Below are some records. How many of their lines contain the string "page"? Give the number only.

_ _ _

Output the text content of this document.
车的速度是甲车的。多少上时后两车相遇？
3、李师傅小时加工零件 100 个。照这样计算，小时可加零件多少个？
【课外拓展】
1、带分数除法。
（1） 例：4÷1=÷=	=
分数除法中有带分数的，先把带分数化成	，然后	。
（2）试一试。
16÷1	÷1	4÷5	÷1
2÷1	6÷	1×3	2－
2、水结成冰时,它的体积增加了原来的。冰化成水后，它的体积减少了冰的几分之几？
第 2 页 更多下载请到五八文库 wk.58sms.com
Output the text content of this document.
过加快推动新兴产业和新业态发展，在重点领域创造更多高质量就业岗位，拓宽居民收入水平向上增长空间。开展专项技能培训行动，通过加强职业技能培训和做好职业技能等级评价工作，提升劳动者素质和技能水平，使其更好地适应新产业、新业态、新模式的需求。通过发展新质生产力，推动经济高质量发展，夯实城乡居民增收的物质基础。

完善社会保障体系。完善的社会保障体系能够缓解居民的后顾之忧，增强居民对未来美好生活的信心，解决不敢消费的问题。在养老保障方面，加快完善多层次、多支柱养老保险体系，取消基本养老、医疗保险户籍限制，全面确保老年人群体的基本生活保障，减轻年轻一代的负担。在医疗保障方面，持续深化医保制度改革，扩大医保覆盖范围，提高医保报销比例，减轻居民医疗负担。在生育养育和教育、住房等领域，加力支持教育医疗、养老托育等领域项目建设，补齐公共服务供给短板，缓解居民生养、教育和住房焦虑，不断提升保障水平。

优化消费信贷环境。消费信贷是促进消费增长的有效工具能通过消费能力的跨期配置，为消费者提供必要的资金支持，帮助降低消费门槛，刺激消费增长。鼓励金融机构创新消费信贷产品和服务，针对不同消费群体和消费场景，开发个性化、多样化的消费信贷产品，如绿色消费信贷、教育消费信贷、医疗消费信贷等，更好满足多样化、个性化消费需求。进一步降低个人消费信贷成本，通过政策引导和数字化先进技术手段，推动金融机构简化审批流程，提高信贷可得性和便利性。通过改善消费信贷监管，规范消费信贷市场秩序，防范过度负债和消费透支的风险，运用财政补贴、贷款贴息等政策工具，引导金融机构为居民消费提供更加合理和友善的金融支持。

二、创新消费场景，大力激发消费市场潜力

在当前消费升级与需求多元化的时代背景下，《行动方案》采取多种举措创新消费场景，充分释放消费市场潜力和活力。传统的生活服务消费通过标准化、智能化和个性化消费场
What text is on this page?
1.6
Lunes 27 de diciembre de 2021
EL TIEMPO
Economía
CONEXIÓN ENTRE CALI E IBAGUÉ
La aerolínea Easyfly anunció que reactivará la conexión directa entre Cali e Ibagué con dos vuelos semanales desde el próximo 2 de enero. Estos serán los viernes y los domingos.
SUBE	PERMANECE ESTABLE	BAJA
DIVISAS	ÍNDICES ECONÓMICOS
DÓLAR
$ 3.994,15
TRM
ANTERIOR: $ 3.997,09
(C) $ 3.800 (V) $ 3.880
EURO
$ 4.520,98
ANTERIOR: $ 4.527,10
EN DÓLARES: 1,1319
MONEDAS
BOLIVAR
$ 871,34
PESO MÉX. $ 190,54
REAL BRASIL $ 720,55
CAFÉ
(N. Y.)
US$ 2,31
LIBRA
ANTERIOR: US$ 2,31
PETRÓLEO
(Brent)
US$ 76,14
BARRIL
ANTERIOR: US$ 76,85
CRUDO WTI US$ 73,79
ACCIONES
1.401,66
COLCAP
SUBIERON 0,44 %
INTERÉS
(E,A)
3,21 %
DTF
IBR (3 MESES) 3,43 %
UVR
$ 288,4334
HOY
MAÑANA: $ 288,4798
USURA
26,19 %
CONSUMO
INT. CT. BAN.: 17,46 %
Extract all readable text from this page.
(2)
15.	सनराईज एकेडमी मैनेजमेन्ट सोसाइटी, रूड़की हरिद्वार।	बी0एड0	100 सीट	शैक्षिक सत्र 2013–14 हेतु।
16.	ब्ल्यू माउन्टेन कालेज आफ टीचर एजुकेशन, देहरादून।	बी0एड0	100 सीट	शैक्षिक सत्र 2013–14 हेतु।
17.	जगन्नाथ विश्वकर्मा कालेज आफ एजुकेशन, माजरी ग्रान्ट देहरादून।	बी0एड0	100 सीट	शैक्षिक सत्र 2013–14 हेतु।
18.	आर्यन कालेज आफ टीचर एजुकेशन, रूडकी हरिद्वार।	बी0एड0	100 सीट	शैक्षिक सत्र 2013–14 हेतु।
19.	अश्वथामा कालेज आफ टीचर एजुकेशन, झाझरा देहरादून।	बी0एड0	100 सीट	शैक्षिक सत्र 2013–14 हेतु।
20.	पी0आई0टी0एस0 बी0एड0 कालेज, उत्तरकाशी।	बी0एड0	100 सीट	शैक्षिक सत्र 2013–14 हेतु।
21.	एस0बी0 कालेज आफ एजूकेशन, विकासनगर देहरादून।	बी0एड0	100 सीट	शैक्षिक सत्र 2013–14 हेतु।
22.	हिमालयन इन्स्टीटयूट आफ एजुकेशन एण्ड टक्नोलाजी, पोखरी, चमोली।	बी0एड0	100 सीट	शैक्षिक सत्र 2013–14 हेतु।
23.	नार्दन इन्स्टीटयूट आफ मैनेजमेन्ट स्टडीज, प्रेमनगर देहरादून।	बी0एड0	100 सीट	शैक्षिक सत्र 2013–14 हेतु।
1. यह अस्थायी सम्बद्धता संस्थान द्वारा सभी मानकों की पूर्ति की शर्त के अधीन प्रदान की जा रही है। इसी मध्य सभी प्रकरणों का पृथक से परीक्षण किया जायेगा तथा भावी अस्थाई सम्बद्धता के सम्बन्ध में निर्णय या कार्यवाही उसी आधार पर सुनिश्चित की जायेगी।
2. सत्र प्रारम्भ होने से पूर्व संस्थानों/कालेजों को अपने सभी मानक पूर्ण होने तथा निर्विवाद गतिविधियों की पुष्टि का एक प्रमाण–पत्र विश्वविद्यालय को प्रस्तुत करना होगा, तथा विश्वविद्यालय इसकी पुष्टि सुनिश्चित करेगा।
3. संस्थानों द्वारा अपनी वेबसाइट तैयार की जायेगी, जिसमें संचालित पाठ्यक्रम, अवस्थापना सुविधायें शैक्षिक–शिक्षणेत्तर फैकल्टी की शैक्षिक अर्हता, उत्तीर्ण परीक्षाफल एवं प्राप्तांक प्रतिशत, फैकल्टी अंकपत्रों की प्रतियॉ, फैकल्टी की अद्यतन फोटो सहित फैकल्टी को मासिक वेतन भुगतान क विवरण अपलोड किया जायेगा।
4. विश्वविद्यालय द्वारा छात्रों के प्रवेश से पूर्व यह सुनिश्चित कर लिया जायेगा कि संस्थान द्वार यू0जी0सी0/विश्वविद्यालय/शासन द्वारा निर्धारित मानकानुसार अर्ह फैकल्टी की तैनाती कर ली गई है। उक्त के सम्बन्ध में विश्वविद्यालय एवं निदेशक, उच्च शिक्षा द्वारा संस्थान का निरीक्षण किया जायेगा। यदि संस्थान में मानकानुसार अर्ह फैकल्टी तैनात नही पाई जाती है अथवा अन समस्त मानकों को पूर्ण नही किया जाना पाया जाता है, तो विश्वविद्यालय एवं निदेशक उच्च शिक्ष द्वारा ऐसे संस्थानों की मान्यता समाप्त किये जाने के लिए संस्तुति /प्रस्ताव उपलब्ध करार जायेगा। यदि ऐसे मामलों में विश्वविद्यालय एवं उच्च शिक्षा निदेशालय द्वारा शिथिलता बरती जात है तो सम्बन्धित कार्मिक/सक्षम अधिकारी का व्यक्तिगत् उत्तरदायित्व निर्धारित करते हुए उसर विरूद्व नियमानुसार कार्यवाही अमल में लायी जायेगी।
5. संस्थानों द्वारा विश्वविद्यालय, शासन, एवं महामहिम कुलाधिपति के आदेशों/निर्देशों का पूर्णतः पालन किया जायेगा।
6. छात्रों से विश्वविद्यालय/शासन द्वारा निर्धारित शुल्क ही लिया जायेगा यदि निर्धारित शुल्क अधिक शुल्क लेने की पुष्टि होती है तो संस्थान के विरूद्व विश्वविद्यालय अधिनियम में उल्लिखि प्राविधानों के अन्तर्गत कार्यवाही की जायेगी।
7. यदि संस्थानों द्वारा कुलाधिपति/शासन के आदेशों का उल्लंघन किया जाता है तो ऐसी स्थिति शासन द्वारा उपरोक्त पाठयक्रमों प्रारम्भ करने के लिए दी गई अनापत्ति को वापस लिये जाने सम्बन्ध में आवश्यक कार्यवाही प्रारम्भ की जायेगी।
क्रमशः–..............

_ _ _

- _EXERCISE OUTPUT_
2